**Exercise directions**
Look through the material below. Copy each line that contains the string "египетскимъ".

-- Begin Supplied entries --

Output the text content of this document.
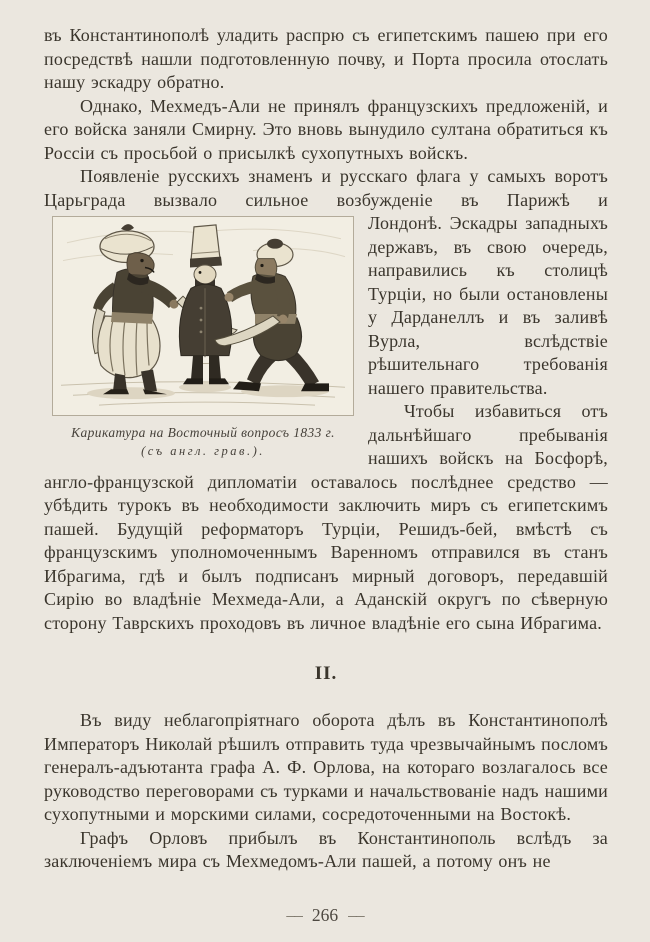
въ Константинополѣ уладить распрю съ египетскимъ пашею при его посредствѣ нашли подготовленную почву, и Порта просила отослать нашу эскадру обратно.

Однако, Мехмедъ-Али не принялъ французскихъ предложеній, и его войска заняли Смирну. Это вновь вынудило султана обратиться къ Россіи съ просьбой о присылкѣ сухопутныхъ войскъ.

Появленіе русскихъ знаменъ и русскаго флага у самыхъ воротъ Царьграда вызвало сильное возбужденіе въ Парижѣ и

Карикатура на Восточный вопросъ 1833 г.
(съ англ. грав.).

Лондонѣ. Эскадры западныхъ державъ, въ свою очередь, направились къ столицѣ Турціи, но были остановлены у Дарданеллъ и въ заливѣ Вурла, вслѣдствіе рѣшительнаго требованія нашего правительства.

Чтобы избавиться отъ дальнѣйшаго пребыванія нашихъ войскъ на Босфорѣ, англо-французской дипломатіи оставалось послѣднее средство — убѣдить турокъ въ необходимости заключить миръ съ египетскимъ пашей. Будущій реформаторъ Турціи, Решидъ-бей, вмѣстѣ съ французскимъ уполномоченнымъ Варенномъ отправился въ станъ Ибрагима, гдѣ и былъ подписанъ мирный договоръ, передавшій Сирію во владѣніе Мехмеда-Али, а Аданскій округъ по сѣверную сторону Таврскихъ проходовъ въ личное владѣніе его сына Ибрагима.

II.

Въ виду неблагопріятнаго оборота дѣлъ въ Константинополѣ Императоръ Николай рѣшилъ отправить туда чрезвычайнымъ посломъ генералъ-адъютанта графа А. Ф. Орлова, на котораго возлагалось все руководство переговорами съ турками и начальствованіе надъ нашими сухопутными и морскими силами, сосредоточенными на Востокѣ.

Графъ Орловъ прибылъ въ Константинополь вслѣдъ за заключеніемъ мира съ Мехмедомъ-Али пашей, а потому онъ не

–– 266 ––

-- End Supplied entries --

**Correct answer**
въ Константинополѣ уладить распрю съ египетскимъ пашею при его посредствѣ нашли подготовленную почву, и Порта просила отослать нашу эскадру обратно.
Чтобы избавиться отъ дальнѣйшаго пребыванія нашихъ войскъ на Босфорѣ, англо-французской дипломатіи оставалось послѣднее средство — убѣдить турокъ въ необходимости заключить миръ съ египетскимъ пашей. Будущій реформаторъ Турціи, Решидъ-бей, вмѣстѣ съ французскимъ уполномоченнымъ Варенномъ отправился въ станъ Ибрагима, гдѣ и былъ подписанъ мирный договоръ, передавшій Сирію во владѣніе Мехмеда-Али, а Аданскій округъ по сѣверную сторону Таврскихъ проходовъ въ личное владѣніе его сына Ибрагима.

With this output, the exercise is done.